§ Short task
Each line of the material must be returned exactly.

----------------------------------------

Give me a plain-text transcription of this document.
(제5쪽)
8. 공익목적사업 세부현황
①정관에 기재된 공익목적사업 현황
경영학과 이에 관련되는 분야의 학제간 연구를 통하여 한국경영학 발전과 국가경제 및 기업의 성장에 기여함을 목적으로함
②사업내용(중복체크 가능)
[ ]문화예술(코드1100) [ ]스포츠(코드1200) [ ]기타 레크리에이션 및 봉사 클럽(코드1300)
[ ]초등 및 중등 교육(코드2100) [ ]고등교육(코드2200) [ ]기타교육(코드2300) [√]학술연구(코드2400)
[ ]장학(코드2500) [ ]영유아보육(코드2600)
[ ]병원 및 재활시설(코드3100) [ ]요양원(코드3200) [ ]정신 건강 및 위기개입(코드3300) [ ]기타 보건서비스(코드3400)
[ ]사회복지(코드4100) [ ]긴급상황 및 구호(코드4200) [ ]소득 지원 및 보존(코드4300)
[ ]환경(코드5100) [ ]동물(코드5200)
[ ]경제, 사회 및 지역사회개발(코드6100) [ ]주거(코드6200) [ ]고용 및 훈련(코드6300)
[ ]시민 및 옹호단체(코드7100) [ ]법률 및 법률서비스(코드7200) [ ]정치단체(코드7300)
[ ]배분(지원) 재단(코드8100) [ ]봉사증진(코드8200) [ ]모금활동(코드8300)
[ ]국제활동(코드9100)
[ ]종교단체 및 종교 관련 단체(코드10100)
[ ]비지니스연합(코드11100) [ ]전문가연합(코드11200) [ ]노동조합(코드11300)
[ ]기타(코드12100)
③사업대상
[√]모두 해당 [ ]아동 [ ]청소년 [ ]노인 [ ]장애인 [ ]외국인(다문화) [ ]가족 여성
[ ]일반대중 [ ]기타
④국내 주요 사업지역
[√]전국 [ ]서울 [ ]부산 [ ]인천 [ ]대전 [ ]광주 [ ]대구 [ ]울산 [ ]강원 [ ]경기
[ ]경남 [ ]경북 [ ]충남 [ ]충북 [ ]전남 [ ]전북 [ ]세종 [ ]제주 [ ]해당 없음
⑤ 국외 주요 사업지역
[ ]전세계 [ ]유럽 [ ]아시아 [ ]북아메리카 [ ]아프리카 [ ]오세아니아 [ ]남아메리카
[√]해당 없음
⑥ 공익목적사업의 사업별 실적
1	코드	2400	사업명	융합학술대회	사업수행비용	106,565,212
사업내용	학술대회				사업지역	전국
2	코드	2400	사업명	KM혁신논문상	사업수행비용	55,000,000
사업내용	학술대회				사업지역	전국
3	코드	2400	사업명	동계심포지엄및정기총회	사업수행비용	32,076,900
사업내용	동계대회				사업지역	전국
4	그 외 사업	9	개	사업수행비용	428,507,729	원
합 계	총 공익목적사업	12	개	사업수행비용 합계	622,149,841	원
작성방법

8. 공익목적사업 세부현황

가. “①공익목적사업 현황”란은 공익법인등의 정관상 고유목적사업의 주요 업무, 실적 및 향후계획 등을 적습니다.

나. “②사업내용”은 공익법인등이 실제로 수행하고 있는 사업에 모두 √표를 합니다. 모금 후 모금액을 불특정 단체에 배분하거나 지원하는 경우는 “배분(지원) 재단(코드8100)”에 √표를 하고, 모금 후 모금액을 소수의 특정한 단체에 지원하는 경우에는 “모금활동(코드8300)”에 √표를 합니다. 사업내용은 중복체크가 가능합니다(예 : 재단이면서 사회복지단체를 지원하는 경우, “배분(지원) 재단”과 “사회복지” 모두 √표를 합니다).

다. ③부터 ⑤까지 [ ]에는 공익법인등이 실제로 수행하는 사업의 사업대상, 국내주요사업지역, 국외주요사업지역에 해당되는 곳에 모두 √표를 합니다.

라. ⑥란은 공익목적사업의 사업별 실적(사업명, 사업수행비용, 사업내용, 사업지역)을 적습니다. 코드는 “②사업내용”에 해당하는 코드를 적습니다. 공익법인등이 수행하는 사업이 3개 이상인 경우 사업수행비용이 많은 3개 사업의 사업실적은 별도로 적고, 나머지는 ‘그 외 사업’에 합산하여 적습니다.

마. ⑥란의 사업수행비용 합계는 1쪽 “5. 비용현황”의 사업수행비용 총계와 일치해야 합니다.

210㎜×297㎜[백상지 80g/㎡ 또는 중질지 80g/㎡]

----------------------------------------

§ Result for this task
Give me a plain-text transcription of this document.
(제5쪽)
8. 공익목적사업 세부현황
①정관에 기재된 공익목적사업 현황
경영학과 이에 관련되는 분야의 학제간 연구를 통하여 한국경영학 발전과 국가경제 및 기업의 성장에 기여함을 목적으로함
②사업내용(중복체크 가능)
[ ]문화예술(코드1100) [ ]스포츠(코드1200) [ ]기타 레크리에이션 및 봉사 클럽(코드1300)
[ ]초등 및 중등 교육(코드2100) [ ]고등교육(코드2200) [ ]기타교육(코드2300) [√]학술연구(코드2400)
[ ]장학(코드2500) [ ]영유아보육(코드2600)
[ ]병원 및 재활시설(코드3100) [ ]요양원(코드3200) [ ]정신 건강 및 위기개입(코드3300) [ ]기타 보건서비스(코드3400)
[ ]사회복지(코드4100) [ ]긴급상황 및 구호(코드4200) [ ]소득 지원 및 보존(코드4300)
[ ]환경(코드5100) [ ]동물(코드5200)
[ ]경제, 사회 및 지역사회개발(코드6100) [ ]주거(코드6200) [ ]고용 및 훈련(코드6300)
[ ]시민 및 옹호단체(코드7100) [ ]법률 및 법률서비스(코드7200) [ ]정치단체(코드7300)
[ ]배분(지원) 재단(코드8100) [ ]봉사증진(코드8200) [ ]모금활동(코드8300)
[ ]국제활동(코드9100)
[ ]종교단체 및 종교 관련 단체(코드10100)
[ ]비지니스연합(코드11100) [ ]전문가연합(코드11200) [ ]노동조합(코드11300)
[ ]기타(코드12100)
③사업대상
[√]모두 해당 [ ]아동 [ ]청소년 [ ]노인 [ ]장애인 [ ]외국인(다문화) [ ]가족 여성
[ ]일반대중 [ ]기타
④국내 주요 사업지역
[√]전국 [ ]서울 [ ]부산 [ ]인천 [ ]대전 [ ]광주 [ ]대구 [ ]울산 [ ]강원 [ ]경기
[ ]경남 [ ]경북 [ ]충남 [ ]충북 [ ]전남 [ ]전북 [ ]세종 [ ]제주 [ ]해당 없음
⑤ 국외 주요 사업지역
[ ]전세계 [ ]유럽 [ ]아시아 [ ]북아메리카 [ ]아프리카 [ ]오세아니아 [ ]남아메리카
[√]해당 없음
⑥ 공익목적사업의 사업별 실적
1	코드	2400	사업명	융합학술대회	사업수행비용	106,565,212
사업내용	학술대회				사업지역	전국
2	코드	2400	사업명	KM혁신논문상	사업수행비용	55,000,000
사업내용	학술대회				사업지역	전국
3	코드	2400	사업명	동계심포지엄및정기총회	사업수행비용	32,076,900
사업내용	동계대회				사업지역	전국
4	그 외 사업	9	개	사업수행비용	428,507,729	원
합 계	총 공익목적사업	12	개	사업수행비용 합계	622,149,841	원
작성방법

8. 공익목적사업 세부현황

가. “①공익목적사업 현황”란은 공익법인등의 정관상 고유목적사업의 주요 업무, 실적 및 향후계획 등을 적습니다.

나. “②사업내용”은 공익법인등이 실제로 수행하고 있는 사업에 모두 √표를 합니다. 모금 후 모금액을 불특정 단체에 배분하거나 지원하는 경우는 “배분(지원) 재단(코드8100)”에 √표를 하고, 모금 후 모금액을 소수의 특정한 단체에 지원하는 경우에는 “모금활동(코드8300)”에 √표를 합니다. 사업내용은 중복체크가 가능합니다(예 : 재단이면서 사회복지단체를 지원하는 경우, “배분(지원) 재단”과 “사회복지” 모두 √표를 합니다).

다. ③부터 ⑤까지 [ ]에는 공익법인등이 실제로 수행하는 사업의 사업대상, 국내주요사업지역, 국외주요사업지역에 해당되는 곳에 모두 √표를 합니다.

라. ⑥란은 공익목적사업의 사업별 실적(사업명, 사업수행비용, 사업내용, 사업지역)을 적습니다. 코드는 “②사업내용”에 해당하는 코드를 적습니다. 공익법인등이 수행하는 사업이 3개 이상인 경우 사업수행비용이 많은 3개 사업의 사업실적은 별도로 적고, 나머지는 ‘그 외 사업’에 합산하여 적습니다.

마. ⑥란의 사업수행비용 합계는 1쪽 “5. 비용현황”의 사업수행비용 총계와 일치해야 합니다.

210㎜×297㎜[백상지 80g/㎡ 또는 중질지 80g/㎡]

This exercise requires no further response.